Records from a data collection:
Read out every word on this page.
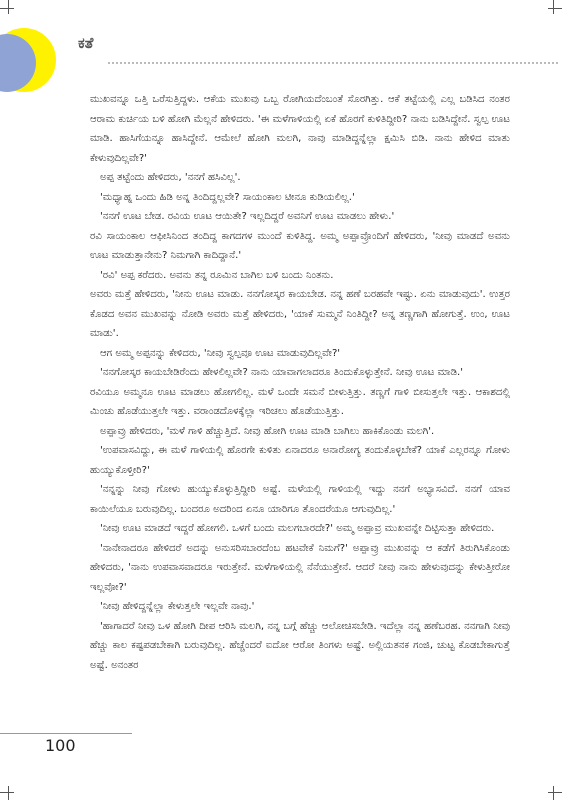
ಕತೆ

ಮುಖವನ್ನೂ ಒತ್ತಿ ಒರೆಸುತ್ತಿದ್ದಳು. ಆಕೆಯ ಮುಖವು ಒಬ್ಬ ರೋಗಿಯದೆಂಬಂತೆ ಸೊರಗಿತ್ತು. ಆಕೆ ತಟ್ಟೆಯಲ್ಲಿ ಎಲ್ಲ ಬಡಿಸಿದ ನಂತರ ಆರಾಮ ಕುರ್ಚಿಯ ಬಳಿ ಹೋಗಿ ಮೆಲ್ಲನೆ ಹೇಳಿದರು. 'ಈ ಮಳೆಗಾಳಿಯಲ್ಲಿ ಏಕೆ ಹೊರಗೆ ಕುಳಿತಿದ್ದೀರಿ? ನಾನು ಬಡಿಸಿದ್ದೇನೆ. ಸ್ವಲ್ಪ ಊಟ ಮಾಡಿ. ಹಾಸಿಗೆಯನ್ನೂ ಹಾಸಿದ್ದೇನೆ. ಆಮೇಲೆ ಹೋಗಿ ಮಲಗಿ, ನಾವು ಮಾಡಿದ್ದನ್ನೆಲ್ಲಾ ಕ್ಷಮಿಸಿ ಬಿಡಿ. ನಾನು ಹೇಳಿದ ಮಾತು ಕೇಳುವುದಿಲ್ಲವೇ?'

ಅಪ್ಪ ತಟ್ಟೆಂದು ಹೇಳಿದರು, 'ನನಗೆ ಹಸಿವಿಲ್ಲ'.

'ಮಧ್ಯಾಹ್ನ ಒಂದು ಹಿಡಿ ಅನ್ನ ತಿಂದಿದ್ದಲ್ಲವೇ? ಸಾಯಂಕಾಲ ಟೀನೂ ಕುಡಿಯಲಿಲ್ಲ.'

'ನನಗೆ ಊಟ ಬೇಡ. ರವಿಯ ಊಟ ಆಯಿತೇ? ಇಲ್ಲದಿದ್ದರೆ ಅವನಿಗೆ ಊಟ ಮಾಡಲು ಹೇಳು.'

ರವಿ ಸಾಯಂಕಾಲ ಆಫೀಸಿನಿಂದ ತಂದಿದ್ದ ಕಾಗದಗಳ ಮುಂದೆ ಕುಳಿತಿದ್ದ. ಅಮ್ಮ ಅಪ್ಪಾವ್ರೊಂದಿಗೆ ಹೇಳಿದರು, 'ನೀವು ಮಾಡದೆ ಅವನು ಊಟ ಮಾಡುತ್ತಾನೇನು? ನಿಮಗಾಗಿ ಕಾದಿದ್ದಾನೆ.'

'ರವಿ' ಅಪ್ಪ ಕರೆದರು. ಅವನು ತನ್ನ ರೂಮಿನ ಬಾಗಿಲ ಬಳಿ ಬಂದು ನಿಂತನು.

ಅವರು ಮತ್ತೆ ಹೇಳಿದರು, 'ನೀನು ಊಟ ಮಾಡು. ನನಗೋಸ್ಕರ ಕಾಯಬೇಡ. ನನ್ನ ಹಣೆ ಬರಹವೇ ಇಷ್ಟು. ಏನು ಮಾಡುವುದು'. ಉತ್ತರ ಕೊಡದ ಅವನ ಮುಖವನ್ನು ನೋಡಿ ಅವರು ಮತ್ತೆ ಹೇಳಿದರು, 'ಯಾಕೆ ಸುಮ್ಮನೆ ನಿಂತಿದ್ದೀ? ಅನ್ನ ತಣ್ಣಗಾಗಿ ಹೋಗುತ್ತೆ. ಉಂ, ಊಟ ಮಾಡು'.

ಆಗ ಅಮ್ಮ ಅಪ್ಪನನ್ನು ಕೇಳಿದರು, 'ನೀವು ಸ್ವಲ್ಪವೂ ಊಟ ಮಾಡುವುದಿಲ್ಲವೇ?'

'ನನಗೋಸ್ಕರ ಕಾಯಬೇಡಿರೆಂದು ಹೇಳಲಿಲ್ಲವೇ? ನಾನು ಯಾವಾಗಲಾದರೂ ತಿಂದುಕೊಳ್ಳುತ್ತೇನೆ. ನೀವು ಊಟ ಮಾಡಿ.'

ರವಿಯೂ ಅಮ್ಮನೂ ಊಟ ಮಾಡಲು ಹೋಗಲಿಲ್ಲ. ಮಳೆ ಒಂದೇ ಸಮನೆ ಬೀಳುತ್ತಿತ್ತು. ತಣ್ಣಗೆ ಗಾಳಿ ಬೀಸುತ್ತಲೇ ಇತ್ತು. ಆಕಾಶದಲ್ಲಿ ಮಿಂಚು ಹೊಡೆಯುತ್ತಲೇ ಇತ್ತು. ವರಾಂಡದೊಳಕ್ಕೆಲ್ಲಾ ಇರಿಚಲು ಹೊಡೆಯುತ್ತಿತ್ತು.

ಅಪ್ಪಾವ್ರು ಹೇಳಿದರು, 'ಮಳೆ ಗಾಳಿ ಹೆಚ್ಚುತ್ತಿದೆ. ನೀವು ಹೋಗಿ ಊಟ ಮಾಡಿ ಬಾಗಿಲು ಹಾಕಿಕೊಂಡು ಮಲಗಿ'.

'ಉಪವಾಸವಿದ್ದು, ಈ ಮಳೆ ಗಾಳಿಯಲ್ಲಿ ಹೊರಗೇ ಕುಳಿತು ಏನಾದರೂ ಅನಾರೋಗ್ಯ ತಂದುಕೊಳ್ಳಬೇಕೆ? ಯಾಕೆ ಎಲ್ಲರನ್ನೂ ಗೋಳು ಹುಯ್ಯುಕೊಳ್ತೀರಿ?'

'ನನ್ನನ್ನು ನೀವು ಗೋಳು ಹುಯ್ಯುಕೊಳ್ಳುತ್ತಿದ್ದೀರಿ ಅಷ್ಟೆ. ಮಳೆಯಲ್ಲಿ ಗಾಳಿಯಲ್ಲಿ ಇದ್ದು ನನಗೆ ಅಭ್ಯಾಸವಿದೆ. ನನಗೆ ಯಾವ ಕಾಯಿಲೆಯೂ ಬರುವುದಿಲ್ಲ. ಬಂದರೂ ಅದರಿಂದ ಏನೂ ಯಾರಿಗೂ ತೊಂದರೆಯೂ ಆಗುವುದಿಲ್ಲ.'

'ನೀವು ಊಟ ಮಾಡದೆ ಇದ್ದರೆ ಹೋಗಲಿ. ಒಳಗೆ ಬಂದು ಮಲಗಬಾರದೇ?' ಅಮ್ಮ ಅಪ್ಪಾವ್ರ ಮುಖವನ್ನೇ ದಿಟ್ಟಿಸುತ್ತಾ ಹೇಳಿದರು.

'ನಾನೇನಾದರೂ ಹೇಳಿದರೆ ಅದನ್ನು ಅನುಸರಿಸಬಾರದೆಂಬ ಹಟವೇಕೆ ನಿಮಗೆ?' ಅಪ್ಪಾವ್ರು ಮುಖವನ್ನು ಆ ಕಡೆಗೆ ತಿರುಗಿಸಿಕೊಂಡು ಹೇಳಿದರು, 'ನಾನು ಉಪವಾಸವಾದರೂ ಇರುತ್ತೇನೆ. ಮಳೆಗಾಳಿಯಲ್ಲಿ ನೆನೆಯುತ್ತೇನೆ. ಆದರೆ ನೀವು ನಾನು ಹೇಳುವುದನ್ನು ಕೇಳುತ್ತೀರೋ ಇಲ್ಲವೋ?'

'ನೀವು ಹೇಳಿದ್ದನ್ನೆಲ್ಲಾ ಕೇಳುತ್ತಲೇ ಇಲ್ಲವೇ ನಾವು.'

'ಹಾಗಾದರೆ ನೀವು ಒಳ ಹೋಗಿ ದೀಪ ಆರಿಸಿ ಮಲಗಿ, ನನ್ನ ಬಗ್ಗೆ ಹೆಚ್ಚು ಆಲೋಚಿಸಬೇಡಿ. ಇದೆಲ್ಲಾ ನನ್ನ ಹಣೆಬರಹ. ನನಗಾಗಿ ನೀವು ಹೆಚ್ಚು ಕಾಲ ಕಷ್ಟಪಡಬೇಕಾಗಿ ಬರುವುದಿಲ್ಲ. ಹೆಚ್ಚೆಂದರೆ ಐದೋ ಆರೋ ತಿಂಗಳು ಅಷ್ಟೆ. ಅಲ್ಲಿಯತನಕ ಗಂಜಿ, ಚುಟ್ಟ ಕೊಡಬೇಕಾಗುತ್ತೆ ಅಷ್ಟೆ. ಅನಂತರ

100
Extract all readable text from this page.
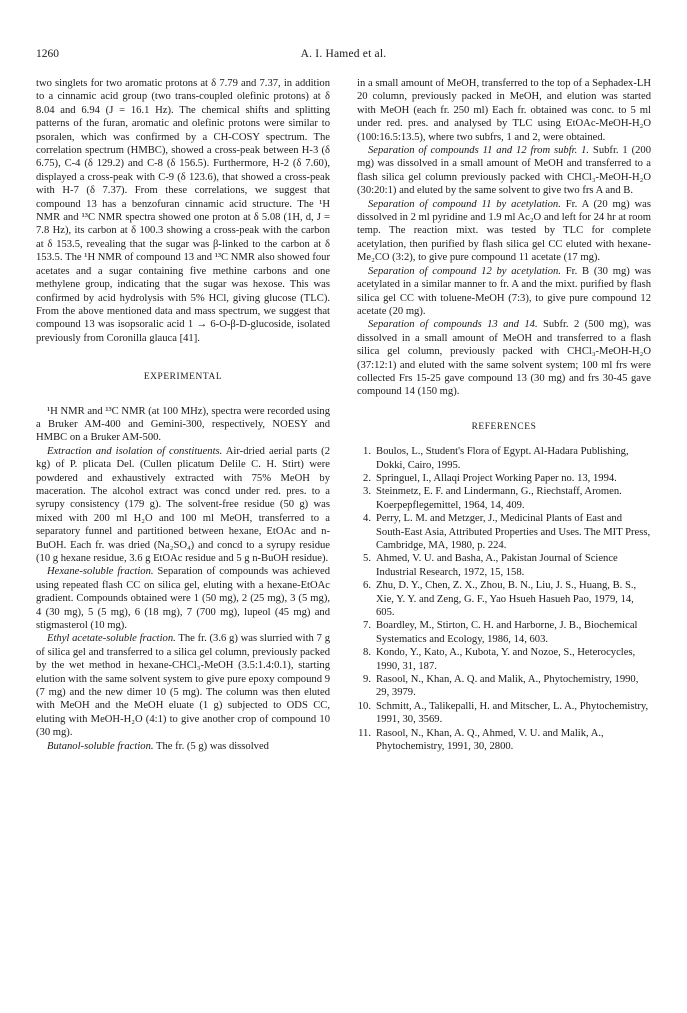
1260	A. I. Hamed et al.

two singlets for two aromatic protons at δ 7.79 and 7.37, in addition to a cinnamic acid group (two trans-coupled olefinic protons) at δ 8.04 and 6.94 (J = 16.1 Hz). The chemical shifts and splitting patterns of the furan, aromatic and olefinic protons were similar to psoralen, which was confirmed by a CH-COSY spectrum. The correlation spectrum (HMBC), showed a cross-peak between H-3 (δ 6.75), C-4 (δ 129.2) and C-8 (δ 156.5). Furthermore, H-2 (δ 7.60), displayed a cross-peak with C-9 (δ 123.6), that showed a cross-peak with H-7 (δ 7.37). From these correlations, we suggest that compound 13 has a benzofuran cinnamic acid structure. The ¹H NMR and ¹³C NMR spectra showed one proton at δ 5.08 (1H, d, J = 7.8 Hz), its carbon at δ 100.3 showing a cross-peak with the carbon at δ 153.5, revealing that the sugar was β-linked to the carbon at δ 153.5. The ¹H NMR of compound 13 and ¹³C NMR also showed four acetates and a sugar containing five methine carbons and one methylene group, indicating that the sugar was hexose. This was confirmed by acid hydrolysis with 5% HCl, giving glucose (TLC). From the above mentioned data and mass spectrum, we suggest that compound 13 was isopsoralic acid 1 → 6-O-β-D-glucoside, isolated previously from Coronilla glauca [41].

EXPERIMENTAL

¹H NMR and ¹³C NMR (at 100 MHz), spectra were recorded using a Bruker AM-400 and Gemini-300, respectively, NOESY and HMBC on a Bruker AM-500.

Extraction and isolation of constituents. Air-dried aerial parts (2 kg) of P. plicata Del. (Cullen plicatum Delile C. H. Stirt) were powdered and exhaustively extracted with 75% MeOH by maceration. The alcohol extract was concd under red. pres. to a syrupy consistency (179 g). The solvent-free residue (50 g) was mixed with 200 ml H₂O and 100 ml MeOH, transferred to a separatory funnel and partitioned between hexane, EtOAc and n-BuOH. Each fr. was dried (Na₂SO₄) and concd to a syrupy residue (10 g hexane residue, 3.6 g EtOAc residue and 5 g n-BuOH residue).

Hexane-soluble fraction. Separation of compounds was achieved using repeated flash CC on silica gel, eluting with a hexane-EtOAc gradient. Compounds obtained were 1 (50 mg), 2 (25 mg), 3 (5 mg), 4 (30 mg), 5 (5 mg), 6 (18 mg), 7 (700 mg), lupeol (45 mg) and stigmasterol (10 mg).

Ethyl acetate-soluble fraction. The fr. (3.6 g) was slurried with 7 g of silica gel and transferred to a silica gel column, previously packed by the wet method in hexane-CHCl₃-MeOH (3.5:1.4:0.1), starting elution with the same solvent system to give pure epoxy compound 9 (7 mg) and the new dimer 10 (5 mg). The column was then eluted with MeOH and the MeOH eluate (1 g) subjected to ODS CC, eluting with MeOH-H₂O (4:1) to give another crop of compound 10 (30 mg).

Butanol-soluble fraction. The fr. (5 g) was dissolved

in a small amount of MeOH, transferred to the top of a Sephadex-LH 20 column, previously packed in MeOH, and elution was started with MeOH (each fr. 250 ml) Each fr. obtained was conc. to 5 ml under red. pres. and analysed by TLC using EtOAc-MeOH-H₂O (100:16.5:13.5), where two subfrs, 1 and 2, were obtained.

Separation of compounds 11 and 12 from subfr. 1. Subfr. 1 (200 mg) was dissolved in a small amount of MeOH and transferred to a flash silica gel column previously packed with CHCl₃-MeOH-H₂O (30:20:1) and eluted by the same solvent to give two frs A and B.

Separation of compound 11 by acetylation. Fr. A (20 mg) was dissolved in 2 ml pyridine and 1.9 ml Ac₂O and left for 24 hr at room temp. The reaction mixt. was tested by TLC for complete acetylation, then purified by flash silica gel CC eluted with hexane-Me₂CO (3:2), to give pure compound 11 acetate (17 mg).

Separation of compound 12 by acetylation. Fr. B (30 mg) was acetylated in a similar manner to fr. A and the mixt. purified by flash silica gel CC with toluene-MeOH (7:3), to give pure compound 12 acetate (20 mg).

Separation of compounds 13 and 14. Subfr. 2 (500 mg), was dissolved in a small amount of MeOH and transferred to a flash silica gel column, previously packed with CHCl₃-MeOH-H₂O (37:12:1) and eluted with the same solvent system; 100 ml frs were collected Frs 15-25 gave compound 13 (30 mg) and frs 30-45 gave compound 14 (150 mg).

REFERENCES
1. Boulos, L., Student's Flora of Egypt. Al-Hadara Publishing, Dokki, Cairo, 1995.
2. Springuel, I., Allaqi Project Working Paper no. 13, 1994.
3. Steinmetz, E. F. and Lindermann, G., Riechstaff, Aromen. Koerpepflegemittel, 1964, 14, 409.
4. Perry, L. M. and Metzger, J., Medicinal Plants of East and South-East Asia, Attributed Properties and Uses. The MIT Press, Cambridge, MA, 1980, p. 224.
5. Ahmed, V. U. and Basha, A., Pakistan Journal of Science Industrial Research, 1972, 15, 158.
6. Zhu, D. Y., Chen, Z. X., Zhou, B. N., Liu, J. S., Huang, B. S., Xie, Y. Y. and Zeng, G. F., Yao Hsueh Hasueh Pao, 1979, 14, 605.
7. Boardley, M., Stirton, C. H. and Harborne, J. B., Biochemical Systematics and Ecology, 1986, 14, 603.
8. Kondo, Y., Kato, A., Kubota, Y. and Nozoe, S., Heterocycles, 1990, 31, 187.
9. Rasool, N., Khan, A. Q. and Malik, A., Phytochemistry, 1990, 29, 3979.
10. Schmitt, A., Talikepalli, H. and Mitscher, L. A., Phytochemistry, 1991, 30, 3569.
11. Rasool, N., Khan, A. Q., Ahmed, V. U. and Malik, A., Phytochemistry, 1991, 30, 2800.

Instruction –
Copy every line of the listing where the word "Malik" appears.

Answer to the problem –
9. Rasool, N., Khan, A. Q. and Malik, A., Phytochemistry, 1990, 29, 3979.
11. Rasool, N., Khan, A. Q., Ahmed, V. U. and Malik, A., Phytochemistry, 1991, 30, 2800.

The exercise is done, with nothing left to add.